Below are records; work out how many of their lines contain "purus" and give only that number.

## Dataset rows
"""

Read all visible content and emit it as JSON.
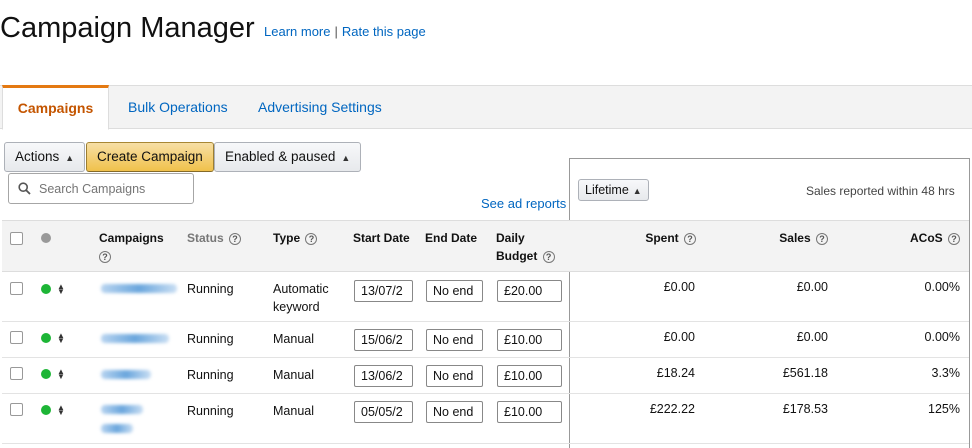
{
  "page": {
    "title": "Campaign Manager",
    "learn_more": "Learn more",
    "separator": "|",
    "rate_page": "Rate this page"
  },
  "tabs": [
    {
      "label": "Campaigns",
      "active": true
    },
    {
      "label": "Bulk Operations",
      "active": false
    },
    {
      "label": "Advertising Settings",
      "active": false
    }
  ],
  "toolbar": {
    "actions_label": "Actions",
    "create_label": "Create Campaign",
    "filter_label": "Enabled & paused",
    "search_placeholder": "Search Campaigns",
    "see_reports": "See ad reports"
  },
  "metrics": {
    "range_label": "Lifetime",
    "sales_note": "Sales reported within 48 hrs"
  },
  "table": {
    "headers": {
      "campaigns": "Campaigns",
      "status": "Status",
      "type": "Type",
      "start_date": "Start Date",
      "end_date": "End Date",
      "daily_budget": "Daily Budget",
      "spent": "Spent",
      "sales": "Sales",
      "acos": "ACoS"
    },
    "help_glyph": "?",
    "rows": [
      {
        "status": "Running",
        "type": "Automatic keyword",
        "start_date": "13/07/2",
        "end_date": "No end",
        "budget": "£20.00",
        "spent": "£0.00",
        "sales": "£0.00",
        "acos": "0.00%"
      },
      {
        "status": "Running",
        "type": "Manual",
        "start_date": "15/06/2",
        "end_date": "No end",
        "budget": "£10.00",
        "spent": "£0.00",
        "sales": "£0.00",
        "acos": "0.00%"
      },
      {
        "status": "Running",
        "type": "Manual",
        "start_date": "13/06/2",
        "end_date": "No end",
        "budget": "£10.00",
        "spent": "£18.24",
        "sales": "£561.18",
        "acos": "3.3%"
      },
      {
        "status": "Running",
        "type": "Manual",
        "start_date": "05/05/2",
        "end_date": "No end",
        "budget": "£10.00",
        "spent": "£222.22",
        "sales": "£178.53",
        "acos": "125%"
      }
    ]
  },
  "colors": {
    "accent_orange": "#c45500",
    "link_blue": "#0066c0",
    "status_green": "#1db536",
    "primary_button": "#f0c14b"
  }
}
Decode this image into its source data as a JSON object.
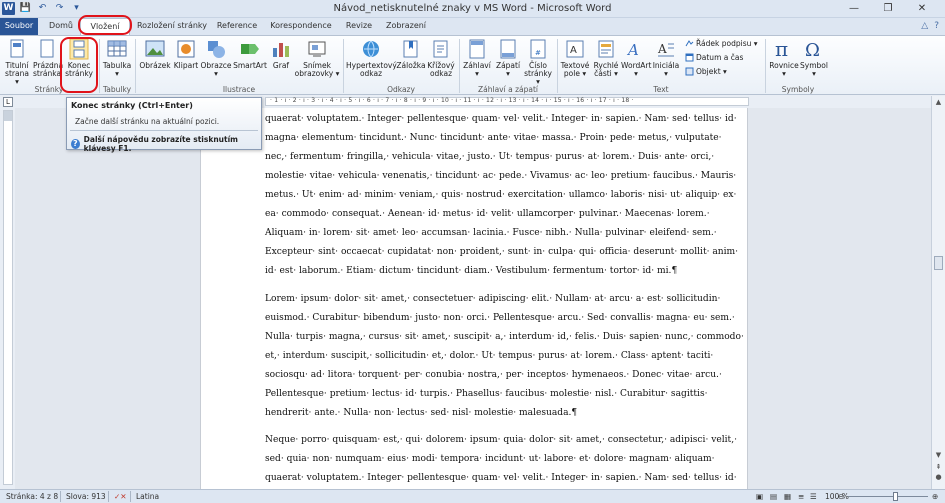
{
  "window": {
    "title": "Návod_netisknutelné znaky v MS Word  -  Microsoft Word",
    "minimize": "—",
    "restore": "❐",
    "close": "✕"
  },
  "qat": {
    "word": "W",
    "save": "💾",
    "undo": "↶",
    "redo": "↷",
    "customize": "▾"
  },
  "tabs": [
    {
      "label": "Soubor"
    },
    {
      "label": "Domů"
    },
    {
      "label": "Vložení"
    },
    {
      "label": "Rozložení stránky"
    },
    {
      "label": "Reference"
    },
    {
      "label": "Korespondence"
    },
    {
      "label": "Revize"
    },
    {
      "label": "Zobrazení"
    }
  ],
  "ribbon": {
    "groups": {
      "stranky": "Stránky",
      "tabulky": "Tabulky",
      "ilustrace": "Ilustrace",
      "odkazy": "Odkazy",
      "zahlavi": "Záhlaví a zápatí",
      "text": "Text",
      "symboly": "Symboly"
    },
    "buttons": {
      "titulni": [
        "Titulní",
        "strana ▾"
      ],
      "prazdna": [
        "Prázdná",
        "stránka"
      ],
      "konec": [
        "Konec",
        "stránky"
      ],
      "tabulka": [
        "Tabulka",
        "▾"
      ],
      "obrazek": [
        "Obrázek",
        ""
      ],
      "klipart": [
        "Klipart",
        ""
      ],
      "obrazce": [
        "Obrazce",
        "▾"
      ],
      "smartart": [
        "SmartArt",
        ""
      ],
      "graf": [
        "Graf",
        ""
      ],
      "snimek": [
        "Snímek",
        "obrazovky ▾"
      ],
      "hypertext": [
        "Hypertextový",
        "odkaz"
      ],
      "zalozka": [
        "Záložka",
        ""
      ],
      "krizovy": [
        "Křížový",
        "odkaz"
      ],
      "zahlavi_btn": [
        "Záhlaví",
        "▾"
      ],
      "zapati": [
        "Zápatí",
        "▾"
      ],
      "cislo": [
        "Číslo",
        "stránky ▾"
      ],
      "textove": [
        "Textové",
        "pole ▾"
      ],
      "rychle": [
        "Rychlé",
        "části ▾"
      ],
      "wordart": [
        "WordArt",
        "▾"
      ],
      "inicala": [
        "Iniciála",
        "▾"
      ],
      "rovnice": [
        "Rovnice",
        "▾"
      ],
      "symbol": [
        "Symbol",
        "▾"
      ]
    },
    "small": {
      "radek_podpisu": "Řádek podpisu ▾",
      "datum": "Datum a čas",
      "objekt": "Objekt ▾"
    }
  },
  "ruler": {
    "numbers": "· 1 · ı · 2 · ı · 3 · ı · 4 · ı · 5 · ı · 6 · ı · 7 · ı · 8 · ı · 9 · ı · 10 · ı · 11 · ı · 12 · ı · 13 · ı · 14 · ı · 15 · ı · 16 · ı · 17 · ı · 18 ·",
    "corner": "L"
  },
  "tooltip": {
    "title": "Konec stránky (Ctrl+Enter)",
    "description": "Začne další stránku na aktuální pozici.",
    "help": "Další nápovědu zobrazíte stisknutím klávesy F1."
  },
  "document": {
    "para1": [
      "quaerat· voluptatem.· Integer· pellentesque· quam· vel· velit.· Integer· in· sapien.· Nam· sed· tellus· id·",
      "magna· elementum· tincidunt.· Nunc· tincidunt· ante· vitae· massa.· Proin· pede· metus,· vulputate·",
      "nec,· fermentum· fringilla,· vehicula· vitae,· justo.· Ut· tempus· purus· at· lorem.· Duis· ante· orci,·",
      "molestie· vitae· vehicula· venenatis,· tincidunt· ac· pede.· Vivamus· ac· leo· pretium· faucibus.· Mauris·",
      "metus.· Ut· enim· ad· minim· veniam,· quis· nostrud· exercitation· ullamco· laboris· nisi· ut· aliquip· ex·",
      "ea· commodo· consequat.· Aenean· id· metus· id· velit· ullamcorper· pulvinar.· Maecenas· lorem.·",
      "Aliquam· in· lorem· sit· amet· leo· accumsan· lacinia.· Fusce· nibh.· Nulla· pulvinar· eleifend· sem.·",
      "Excepteur· sint· occaecat· cupidatat· non· proident,· sunt· in· culpa· qui· officia· deserunt· mollit· anim·",
      "id· est· laborum.· Etiam· dictum· tincidunt· diam.· Vestibulum· fermentum· tortor· id· mi.¶"
    ],
    "para2": [
      "Lorem· ipsum· dolor· sit· amet,· consectetuer· adipiscing· elit.· Nullam· at· arcu· a· est· sollicitudin·",
      "euismod.· Curabitur· bibendum· justo· non· orci.· Pellentesque· arcu.· Sed· convallis· magna· eu· sem.·",
      "Nulla· turpis· magna,· cursus· sit· amet,· suscipit· a,· interdum· id,· felis.· Duis· sapien· nunc,· commodo·",
      "et,· interdum· suscipit,· sollicitudin· et,· dolor.· Ut· tempus· purus· at· lorem.· Class· aptent· taciti·",
      "sociosqu· ad· litora· torquent· per· conubia· nostra,· per· inceptos· hymenaeos.· Donec· vitae· arcu.·",
      "Pellentesque· pretium· lectus· id· turpis.· Phasellus· faucibus· molestie· nisl.· Curabitur· sagittis·",
      "hendrerit· ante.· Nulla· non· lectus· sed· nisl· molestie· malesuada.¶"
    ],
    "para3": [
      "Neque· porro· quisquam· est,· qui· dolorem· ipsum· quia· dolor· sit· amet,· consectetur,· adipisci· velit,·",
      "sed· quia· non· numquam· eius· modi· tempora· incidunt· ut· labore· et· dolore· magnam· aliquam·",
      "quaerat· voluptatem.· Integer· pellentesque· quam· vel· velit.· Integer· in· sapien.· Nam· sed· tellus· id·"
    ]
  },
  "status": {
    "page": "Stránka: 4 z 8",
    "words": "Slova: 913",
    "language": "Latina",
    "zoom": "100 %",
    "zoom_minus": "⊖",
    "zoom_plus": "⊕"
  },
  "colors": {
    "file_tab": "#2a5596",
    "highlight": "#e0131a",
    "page_bg": "#ffffff"
  }
}
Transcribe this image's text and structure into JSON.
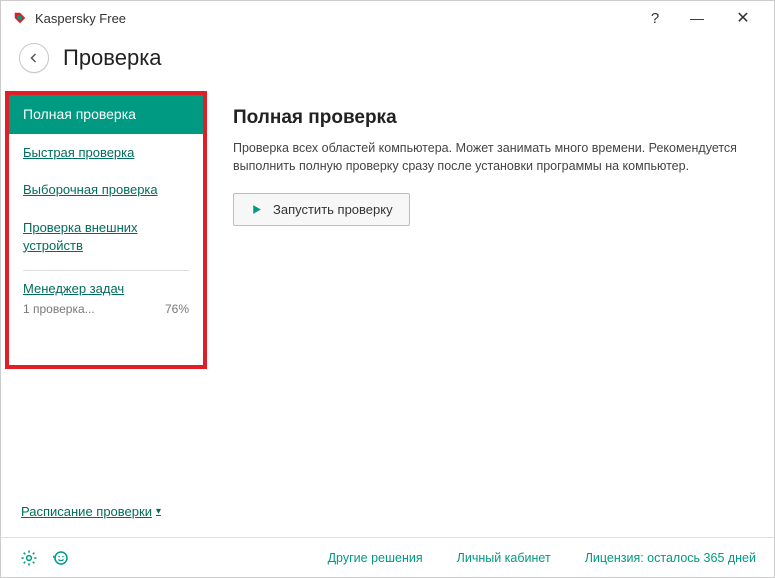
{
  "titlebar": {
    "app_name": "Kaspersky Free"
  },
  "header": {
    "page_title": "Проверка"
  },
  "sidebar": {
    "items": [
      {
        "label": "Полная проверка",
        "active": true
      },
      {
        "label": "Быстрая проверка"
      },
      {
        "label": "Выборочная проверка"
      },
      {
        "label": "Проверка внешних устройств"
      }
    ],
    "task_manager": {
      "link": "Менеджер задач",
      "status": "1 проверка...",
      "percent": "76%"
    },
    "schedule": "Расписание проверки"
  },
  "main": {
    "title": "Полная проверка",
    "desc": "Проверка всех областей компьютера. Может занимать много времени. Рекомендуется выполнить полную проверку сразу после установки программы на компьютер.",
    "run_label": "Запустить проверку"
  },
  "footer": {
    "links": [
      "Другие решения",
      "Личный кабинет",
      "Лицензия: осталось 365 дней"
    ]
  }
}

"""

## In response
2